Each line should be copied exactly.

[Stored records]

----------------------------------------

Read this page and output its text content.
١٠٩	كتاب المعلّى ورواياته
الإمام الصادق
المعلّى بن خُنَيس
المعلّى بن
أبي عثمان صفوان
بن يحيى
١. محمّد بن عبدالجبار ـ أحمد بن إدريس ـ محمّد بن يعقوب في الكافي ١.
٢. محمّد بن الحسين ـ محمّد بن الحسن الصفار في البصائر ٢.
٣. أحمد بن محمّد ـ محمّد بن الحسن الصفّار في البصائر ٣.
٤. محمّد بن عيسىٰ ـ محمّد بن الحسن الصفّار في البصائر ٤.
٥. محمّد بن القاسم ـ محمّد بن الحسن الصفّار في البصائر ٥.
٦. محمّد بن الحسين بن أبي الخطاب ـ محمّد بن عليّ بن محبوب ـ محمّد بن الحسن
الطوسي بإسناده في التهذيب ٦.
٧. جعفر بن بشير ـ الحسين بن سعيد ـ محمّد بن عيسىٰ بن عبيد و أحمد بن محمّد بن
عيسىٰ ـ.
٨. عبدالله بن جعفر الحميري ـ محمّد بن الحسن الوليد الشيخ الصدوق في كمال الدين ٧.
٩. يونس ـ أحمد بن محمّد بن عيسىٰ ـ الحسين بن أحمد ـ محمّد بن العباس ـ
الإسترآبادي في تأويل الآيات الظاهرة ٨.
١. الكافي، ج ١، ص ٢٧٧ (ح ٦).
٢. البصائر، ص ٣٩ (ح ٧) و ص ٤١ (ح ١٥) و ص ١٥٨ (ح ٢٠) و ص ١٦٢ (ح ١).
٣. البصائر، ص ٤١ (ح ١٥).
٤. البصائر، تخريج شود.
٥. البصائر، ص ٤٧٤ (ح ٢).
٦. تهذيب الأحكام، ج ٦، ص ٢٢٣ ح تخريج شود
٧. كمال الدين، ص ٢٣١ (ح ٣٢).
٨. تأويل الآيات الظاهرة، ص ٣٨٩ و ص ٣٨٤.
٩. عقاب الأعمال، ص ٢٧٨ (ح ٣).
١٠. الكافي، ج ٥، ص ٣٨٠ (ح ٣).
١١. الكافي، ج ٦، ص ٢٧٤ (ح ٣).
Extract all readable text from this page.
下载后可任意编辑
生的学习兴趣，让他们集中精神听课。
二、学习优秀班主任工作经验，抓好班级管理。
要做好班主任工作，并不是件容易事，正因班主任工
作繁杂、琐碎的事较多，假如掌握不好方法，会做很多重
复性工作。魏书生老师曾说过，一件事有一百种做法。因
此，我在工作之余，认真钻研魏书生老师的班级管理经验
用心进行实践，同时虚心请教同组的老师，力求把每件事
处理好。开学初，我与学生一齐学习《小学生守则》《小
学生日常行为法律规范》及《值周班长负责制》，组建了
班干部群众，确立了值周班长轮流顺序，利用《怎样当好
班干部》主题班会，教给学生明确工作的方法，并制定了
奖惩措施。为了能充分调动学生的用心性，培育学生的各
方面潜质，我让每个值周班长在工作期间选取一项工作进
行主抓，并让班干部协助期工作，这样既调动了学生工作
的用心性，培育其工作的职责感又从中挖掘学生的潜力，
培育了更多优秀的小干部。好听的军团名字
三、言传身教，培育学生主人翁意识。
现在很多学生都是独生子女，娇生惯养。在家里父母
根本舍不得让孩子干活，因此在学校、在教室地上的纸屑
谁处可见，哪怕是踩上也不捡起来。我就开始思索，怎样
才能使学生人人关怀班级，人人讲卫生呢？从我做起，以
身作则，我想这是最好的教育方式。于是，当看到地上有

----------------------------------------

§ **Result for this exercise**:
Read this page and output its text content.
١٠٩	كتاب المعلّى ورواياته
الإمام الصادق
المعلّى بن خُنَيس
المعلّى بن
أبي عثمان صفوان
بن يحيى
١. محمّد بن عبدالجبار ـ أحمد بن إدريس ـ محمّد بن يعقوب في الكافي ١.
٢. محمّد بن الحسين ـ محمّد بن الحسن الصفار في البصائر ٢.
٣. أحمد بن محمّد ـ محمّد بن الحسن الصفّار في البصائر ٣.
٤. محمّد بن عيسىٰ ـ محمّد بن الحسن الصفّار في البصائر ٤.
٥. محمّد بن القاسم ـ محمّد بن الحسن الصفّار في البصائر ٥.
٦. محمّد بن الحسين بن أبي الخطاب ـ محمّد بن عليّ بن محبوب ـ محمّد بن الحسن
الطوسي بإسناده في التهذيب ٦.
٧. جعفر بن بشير ـ الحسين بن سعيد ـ محمّد بن عيسىٰ بن عبيد و أحمد بن محمّد بن
عيسىٰ ـ.
٨. عبدالله بن جعفر الحميري ـ محمّد بن الحسن الوليد الشيخ الصدوق في كمال الدين ٧.
٩. يونس ـ أحمد بن محمّد بن عيسىٰ ـ الحسين بن أحمد ـ محمّد بن العباس ـ
الإسترآبادي في تأويل الآيات الظاهرة ٨.
١. الكافي، ج ١، ص ٢٧٧ (ح ٦).
٢. البصائر، ص ٣٩ (ح ٧) و ص ٤١ (ح ١٥) و ص ١٥٨ (ح ٢٠) و ص ١٦٢ (ح ١).
٣. البصائر، ص ٤١ (ح ١٥).
٤. البصائر، تخريج شود.
٥. البصائر، ص ٤٧٤ (ح ٢).
٦. تهذيب الأحكام، ج ٦، ص ٢٢٣ ح تخريج شود
٧. كمال الدين، ص ٢٣١ (ح ٣٢).
٨. تأويل الآيات الظاهرة، ص ٣٨٩ و ص ٣٨٤.
٩. عقاب الأعمال، ص ٢٧٨ (ح ٣).
١٠. الكافي، ج ٥، ص ٣٨٠ (ح ٣).
١١. الكافي، ج ٦، ص ٢٧٤ (ح ٣).
Extract all readable text from this page.
下载后可任意编辑
生的学习兴趣，让他们集中精神听课。
二、学习优秀班主任工作经验，抓好班级管理。
要做好班主任工作，并不是件容易事，正因班主任工
作繁杂、琐碎的事较多，假如掌握不好方法，会做很多重
复性工作。魏书生老师曾说过，一件事有一百种做法。因
此，我在工作之余，认真钻研魏书生老师的班级管理经验
用心进行实践，同时虚心请教同组的老师，力求把每件事
处理好。开学初，我与学生一齐学习《小学生守则》《小
学生日常行为法律规范》及《值周班长负责制》，组建了
班干部群众，确立了值周班长轮流顺序，利用《怎样当好
班干部》主题班会，教给学生明确工作的方法，并制定了
奖惩措施。为了能充分调动学生的用心性，培育学生的各
方面潜质，我让每个值周班长在工作期间选取一项工作进
行主抓，并让班干部协助期工作，这样既调动了学生工作
的用心性，培育其工作的职责感又从中挖掘学生的潜力，
培育了更多优秀的小干部。好听的军团名字
三、言传身教，培育学生主人翁意识。
现在很多学生都是独生子女，娇生惯养。在家里父母
根本舍不得让孩子干活，因此在学校、在教室地上的纸屑
谁处可见，哪怕是踩上也不捡起来。我就开始思索，怎样
才能使学生人人关怀班级，人人讲卫生呢？从我做起，以
身作则，我想这是最好的教育方式。于是，当看到地上有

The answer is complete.